Directions:
The entries need to be copied exactly.

* Start Data rows *

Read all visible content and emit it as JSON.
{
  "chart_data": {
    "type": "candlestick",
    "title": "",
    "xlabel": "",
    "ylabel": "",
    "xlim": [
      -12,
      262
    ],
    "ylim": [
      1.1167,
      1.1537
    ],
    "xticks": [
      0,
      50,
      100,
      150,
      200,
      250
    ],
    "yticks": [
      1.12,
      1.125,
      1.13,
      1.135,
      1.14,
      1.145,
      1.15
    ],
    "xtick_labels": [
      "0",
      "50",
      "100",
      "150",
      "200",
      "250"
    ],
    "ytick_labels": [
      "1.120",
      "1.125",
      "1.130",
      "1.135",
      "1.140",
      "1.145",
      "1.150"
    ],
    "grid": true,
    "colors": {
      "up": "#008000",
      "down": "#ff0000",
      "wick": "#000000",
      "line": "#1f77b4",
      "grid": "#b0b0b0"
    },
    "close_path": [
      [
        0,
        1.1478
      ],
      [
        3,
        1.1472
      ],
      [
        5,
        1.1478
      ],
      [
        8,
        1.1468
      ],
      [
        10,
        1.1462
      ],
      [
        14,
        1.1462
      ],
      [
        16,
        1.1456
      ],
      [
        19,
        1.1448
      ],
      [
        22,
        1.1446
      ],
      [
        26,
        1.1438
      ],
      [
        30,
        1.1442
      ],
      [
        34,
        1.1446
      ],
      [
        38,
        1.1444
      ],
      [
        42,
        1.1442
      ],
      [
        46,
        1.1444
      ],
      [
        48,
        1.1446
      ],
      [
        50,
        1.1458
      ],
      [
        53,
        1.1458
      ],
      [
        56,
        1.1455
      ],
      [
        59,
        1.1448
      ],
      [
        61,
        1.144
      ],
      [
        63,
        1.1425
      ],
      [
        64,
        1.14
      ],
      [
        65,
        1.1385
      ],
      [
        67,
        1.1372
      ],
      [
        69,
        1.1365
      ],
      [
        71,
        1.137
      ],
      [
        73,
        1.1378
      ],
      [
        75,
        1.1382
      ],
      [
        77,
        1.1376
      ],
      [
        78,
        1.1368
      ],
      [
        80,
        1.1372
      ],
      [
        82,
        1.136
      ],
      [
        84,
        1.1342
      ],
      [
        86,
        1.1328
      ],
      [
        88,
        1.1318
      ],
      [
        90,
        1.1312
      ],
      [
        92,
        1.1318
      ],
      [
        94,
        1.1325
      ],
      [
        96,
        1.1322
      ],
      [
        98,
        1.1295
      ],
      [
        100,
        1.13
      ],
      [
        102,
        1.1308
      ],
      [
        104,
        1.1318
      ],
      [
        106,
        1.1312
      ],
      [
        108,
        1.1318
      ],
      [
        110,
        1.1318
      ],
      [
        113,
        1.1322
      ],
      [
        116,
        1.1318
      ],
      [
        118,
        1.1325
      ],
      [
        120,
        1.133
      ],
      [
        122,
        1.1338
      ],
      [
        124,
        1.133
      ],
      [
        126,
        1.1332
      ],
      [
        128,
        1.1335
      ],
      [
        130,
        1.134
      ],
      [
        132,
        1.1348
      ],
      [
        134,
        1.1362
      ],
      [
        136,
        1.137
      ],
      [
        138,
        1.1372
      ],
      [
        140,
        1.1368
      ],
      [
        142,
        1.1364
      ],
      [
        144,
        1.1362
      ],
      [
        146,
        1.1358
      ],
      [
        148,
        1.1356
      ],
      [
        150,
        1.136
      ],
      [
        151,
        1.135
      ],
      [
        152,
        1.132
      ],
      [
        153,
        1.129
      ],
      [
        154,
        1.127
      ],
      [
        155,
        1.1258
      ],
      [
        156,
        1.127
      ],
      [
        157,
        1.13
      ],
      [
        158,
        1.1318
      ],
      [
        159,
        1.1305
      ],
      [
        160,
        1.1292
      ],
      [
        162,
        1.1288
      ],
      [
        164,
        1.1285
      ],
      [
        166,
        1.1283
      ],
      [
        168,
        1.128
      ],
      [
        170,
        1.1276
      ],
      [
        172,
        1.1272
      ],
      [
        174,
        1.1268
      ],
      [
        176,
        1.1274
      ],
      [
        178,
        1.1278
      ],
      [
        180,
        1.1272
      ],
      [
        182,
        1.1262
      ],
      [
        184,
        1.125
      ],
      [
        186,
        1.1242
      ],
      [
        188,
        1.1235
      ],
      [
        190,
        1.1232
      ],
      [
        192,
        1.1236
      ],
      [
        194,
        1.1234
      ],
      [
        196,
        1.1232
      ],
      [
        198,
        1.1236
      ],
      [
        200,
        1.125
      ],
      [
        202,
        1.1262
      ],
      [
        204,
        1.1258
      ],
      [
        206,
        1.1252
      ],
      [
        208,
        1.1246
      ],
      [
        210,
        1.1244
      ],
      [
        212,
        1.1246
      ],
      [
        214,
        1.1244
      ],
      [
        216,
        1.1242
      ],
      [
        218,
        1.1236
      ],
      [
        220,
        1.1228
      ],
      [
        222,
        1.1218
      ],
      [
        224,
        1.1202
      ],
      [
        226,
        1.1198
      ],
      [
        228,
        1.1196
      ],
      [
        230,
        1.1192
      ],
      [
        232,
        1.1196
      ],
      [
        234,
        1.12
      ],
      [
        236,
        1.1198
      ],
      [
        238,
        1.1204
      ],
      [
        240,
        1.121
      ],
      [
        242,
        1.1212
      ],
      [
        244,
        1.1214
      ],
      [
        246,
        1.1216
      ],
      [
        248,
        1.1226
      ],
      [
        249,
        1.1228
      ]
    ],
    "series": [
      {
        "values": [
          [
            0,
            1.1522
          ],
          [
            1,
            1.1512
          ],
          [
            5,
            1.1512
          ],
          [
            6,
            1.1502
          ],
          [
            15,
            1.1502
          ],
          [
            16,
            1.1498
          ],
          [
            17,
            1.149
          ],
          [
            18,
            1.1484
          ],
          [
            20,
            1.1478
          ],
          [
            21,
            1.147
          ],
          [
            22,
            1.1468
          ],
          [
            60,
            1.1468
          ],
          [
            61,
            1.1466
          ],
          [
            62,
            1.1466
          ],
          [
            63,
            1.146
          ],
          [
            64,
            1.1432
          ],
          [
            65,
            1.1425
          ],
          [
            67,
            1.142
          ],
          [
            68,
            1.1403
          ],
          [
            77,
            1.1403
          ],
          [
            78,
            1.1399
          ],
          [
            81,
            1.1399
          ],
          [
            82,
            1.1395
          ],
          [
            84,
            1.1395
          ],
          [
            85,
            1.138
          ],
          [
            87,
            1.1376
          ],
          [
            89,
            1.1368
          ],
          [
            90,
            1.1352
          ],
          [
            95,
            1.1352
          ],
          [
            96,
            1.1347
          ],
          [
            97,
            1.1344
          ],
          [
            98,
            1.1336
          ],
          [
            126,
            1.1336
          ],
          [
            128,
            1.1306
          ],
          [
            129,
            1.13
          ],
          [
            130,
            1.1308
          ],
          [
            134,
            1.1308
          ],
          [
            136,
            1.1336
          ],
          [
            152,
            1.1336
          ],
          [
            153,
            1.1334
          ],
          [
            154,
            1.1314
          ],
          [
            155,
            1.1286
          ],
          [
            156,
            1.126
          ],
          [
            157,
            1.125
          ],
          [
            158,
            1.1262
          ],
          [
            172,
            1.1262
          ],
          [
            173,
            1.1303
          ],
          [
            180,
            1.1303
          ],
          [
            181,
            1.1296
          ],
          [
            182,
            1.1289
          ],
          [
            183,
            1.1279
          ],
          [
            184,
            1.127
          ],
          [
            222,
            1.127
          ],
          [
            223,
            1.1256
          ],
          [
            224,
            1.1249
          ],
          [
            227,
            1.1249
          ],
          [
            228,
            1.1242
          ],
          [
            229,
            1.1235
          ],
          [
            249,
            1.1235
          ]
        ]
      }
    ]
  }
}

* End Data rows *

Final answer:
Read all visible content and emit it as JSON.
{
  "chart_data": {
    "type": "candlestick",
    "title": "",
    "xlabel": "",
    "ylabel": "",
    "xlim": [
      -12,
      262
    ],
    "ylim": [
      1.1167,
      1.1537
    ],
    "xticks": [
      0,
      50,
      100,
      150,
      200,
      250
    ],
    "yticks": [
      1.12,
      1.125,
      1.13,
      1.135,
      1.14,
      1.145,
      1.15
    ],
    "xtick_labels": [
      "0",
      "50",
      "100",
      "150",
      "200",
      "250"
    ],
    "ytick_labels": [
      "1.120",
      "1.125",
      "1.130",
      "1.135",
      "1.140",
      "1.145",
      "1.150"
    ],
    "grid": true,
    "colors": {
      "up": "#008000",
      "down": "#ff0000",
      "wick": "#000000",
      "line": "#1f77b4",
      "grid": "#b0b0b0"
    },
    "close_path": [
      [
        0,
        1.1478
      ],
      [
        3,
        1.1472
      ],
      [
        5,
        1.1478
      ],
      [
        8,
        1.1468
      ],
      [
        10,
        1.1462
      ],
      [
        14,
        1.1462
      ],
      [
        16,
        1.1456
      ],
      [
        19,
        1.1448
      ],
      [
        22,
        1.1446
      ],
      [
        26,
        1.1438
      ],
      [
        30,
        1.1442
      ],
      [
        34,
        1.1446
      ],
      [
        38,
        1.1444
      ],
      [
        42,
        1.1442
      ],
      [
        46,
        1.1444
      ],
      [
        48,
        1.1446
      ],
      [
        50,
        1.1458
      ],
      [
        53,
        1.1458
      ],
      [
        56,
        1.1455
      ],
      [
        59,
        1.1448
      ],
      [
        61,
        1.144
      ],
      [
        63,
        1.1425
      ],
      [
        64,
        1.14
      ],
      [
        65,
        1.1385
      ],
      [
        67,
        1.1372
      ],
      [
        69,
        1.1365
      ],
      [
        71,
        1.137
      ],
      [
        73,
        1.1378
      ],
      [
        75,
        1.1382
      ],
      [
        77,
        1.1376
      ],
      [
        78,
        1.1368
      ],
      [
        80,
        1.1372
      ],
      [
        82,
        1.136
      ],
      [
        84,
        1.1342
      ],
      [
        86,
        1.1328
      ],
      [
        88,
        1.1318
      ],
      [
        90,
        1.1312
      ],
      [
        92,
        1.1318
      ],
      [
        94,
        1.1325
      ],
      [
        96,
        1.1322
      ],
      [
        98,
        1.1295
      ],
      [
        100,
        1.13
      ],
      [
        102,
        1.1308
      ],
      [
        104,
        1.1318
      ],
      [
        106,
        1.1312
      ],
      [
        108,
        1.1318
      ],
      [
        110,
        1.1318
      ],
      [
        113,
        1.1322
      ],
      [
        116,
        1.1318
      ],
      [
        118,
        1.1325
      ],
      [
        120,
        1.133
      ],
      [
        122,
        1.1338
      ],
      [
        124,
        1.133
      ],
      [
        126,
        1.1332
      ],
      [
        128,
        1.1335
      ],
      [
        130,
        1.134
      ],
      [
        132,
        1.1348
      ],
      [
        134,
        1.1362
      ],
      [
        136,
        1.137
      ],
      [
        138,
        1.1372
      ],
      [
        140,
        1.1368
      ],
      [
        142,
        1.1364
      ],
      [
        144,
        1.1362
      ],
      [
        146,
        1.1358
      ],
      [
        148,
        1.1356
      ],
      [
        150,
        1.136
      ],
      [
        151,
        1.135
      ],
      [
        152,
        1.132
      ],
      [
        153,
        1.129
      ],
      [
        154,
        1.127
      ],
      [
        155,
        1.1258
      ],
      [
        156,
        1.127
      ],
      [
        157,
        1.13
      ],
      [
        158,
        1.1318
      ],
      [
        159,
        1.1305
      ],
      [
        160,
        1.1292
      ],
      [
        162,
        1.1288
      ],
      [
        164,
        1.1285
      ],
      [
        166,
        1.1283
      ],
      [
        168,
        1.128
      ],
      [
        170,
        1.1276
      ],
      [
        172,
        1.1272
      ],
      [
        174,
        1.1268
      ],
      [
        176,
        1.1274
      ],
      [
        178,
        1.1278
      ],
      [
        180,
        1.1272
      ],
      [
        182,
        1.1262
      ],
      [
        184,
        1.125
      ],
      [
        186,
        1.1242
      ],
      [
        188,
        1.1235
      ],
      [
        190,
        1.1232
      ],
      [
        192,
        1.1236
      ],
      [
        194,
        1.1234
      ],
      [
        196,
        1.1232
      ],
      [
        198,
        1.1236
      ],
      [
        200,
        1.125
      ],
      [
        202,
        1.1262
      ],
      [
        204,
        1.1258
      ],
      [
        206,
        1.1252
      ],
      [
        208,
        1.1246
      ],
      [
        210,
        1.1244
      ],
      [
        212,
        1.1246
      ],
      [
        214,
        1.1244
      ],
      [
        216,
        1.1242
      ],
      [
        218,
        1.1236
      ],
      [
        220,
        1.1228
      ],
      [
        222,
        1.1218
      ],
      [
        224,
        1.1202
      ],
      [
        226,
        1.1198
      ],
      [
        228,
        1.1196
      ],
      [
        230,
        1.1192
      ],
      [
        232,
        1.1196
      ],
      [
        234,
        1.12
      ],
      [
        236,
        1.1198
      ],
      [
        238,
        1.1204
      ],
      [
        240,
        1.121
      ],
      [
        242,
        1.1212
      ],
      [
        244,
        1.1214
      ],
      [
        246,
        1.1216
      ],
      [
        248,
        1.1226
      ],
      [
        249,
        1.1228
      ]
    ],
    "series": [
      {
        "values": [
          [
            0,
            1.1522
          ],
          [
            1,
            1.1512
          ],
          [
            5,
            1.1512
          ],
          [
            6,
            1.1502
          ],
          [
            15,
            1.1502
          ],
          [
            16,
            1.1498
          ],
          [
            17,
            1.149
          ],
          [
            18,
            1.1484
          ],
          [
            20,
            1.1478
          ],
          [
            21,
            1.147
          ],
          [
            22,
            1.1468
          ],
          [
            60,
            1.1468
          ],
          [
            61,
            1.1466
          ],
          [
            62,
            1.1466
          ],
          [
            63,
            1.146
          ],
          [
            64,
            1.1432
          ],
          [
            65,
            1.1425
          ],
          [
            67,
            1.142
          ],
          [
            68,
            1.1403
          ],
          [
            77,
            1.1403
          ],
          [
            78,
            1.1399
          ],
          [
            81,
            1.1399
          ],
          [
            82,
            1.1395
          ],
          [
            84,
            1.1395
          ],
          [
            85,
            1.138
          ],
          [
            87,
            1.1376
          ],
          [
            89,
            1.1368
          ],
          [
            90,
            1.1352
          ],
          [
            95,
            1.1352
          ],
          [
            96,
            1.1347
          ],
          [
            97,
            1.1344
          ],
          [
            98,
            1.1336
          ],
          [
            126,
            1.1336
          ],
          [
            128,
            1.1306
          ],
          [
            129,
            1.13
          ],
          [
            130,
            1.1308
          ],
          [
            134,
            1.1308
          ],
          [
            136,
            1.1336
          ],
          [
            152,
            1.1336
          ],
          [
            153,
            1.1334
          ],
          [
            154,
            1.1314
          ],
          [
            155,
            1.1286
          ],
          [
            156,
            1.126
          ],
          [
            157,
            1.125
          ],
          [
            158,
            1.1262
          ],
          [
            172,
            1.1262
          ],
          [
            173,
            1.1303
          ],
          [
            180,
            1.1303
          ],
          [
            181,
            1.1296
          ],
          [
            182,
            1.1289
          ],
          [
            183,
            1.1279
          ],
          [
            184,
            1.127
          ],
          [
            222,
            1.127
          ],
          [
            223,
            1.1256
          ],
          [
            224,
            1.1249
          ],
          [
            227,
            1.1249
          ],
          [
            228,
            1.1242
          ],
          [
            229,
            1.1235
          ],
          [
            249,
            1.1235
          ]
        ]
      }
    ]
  }
}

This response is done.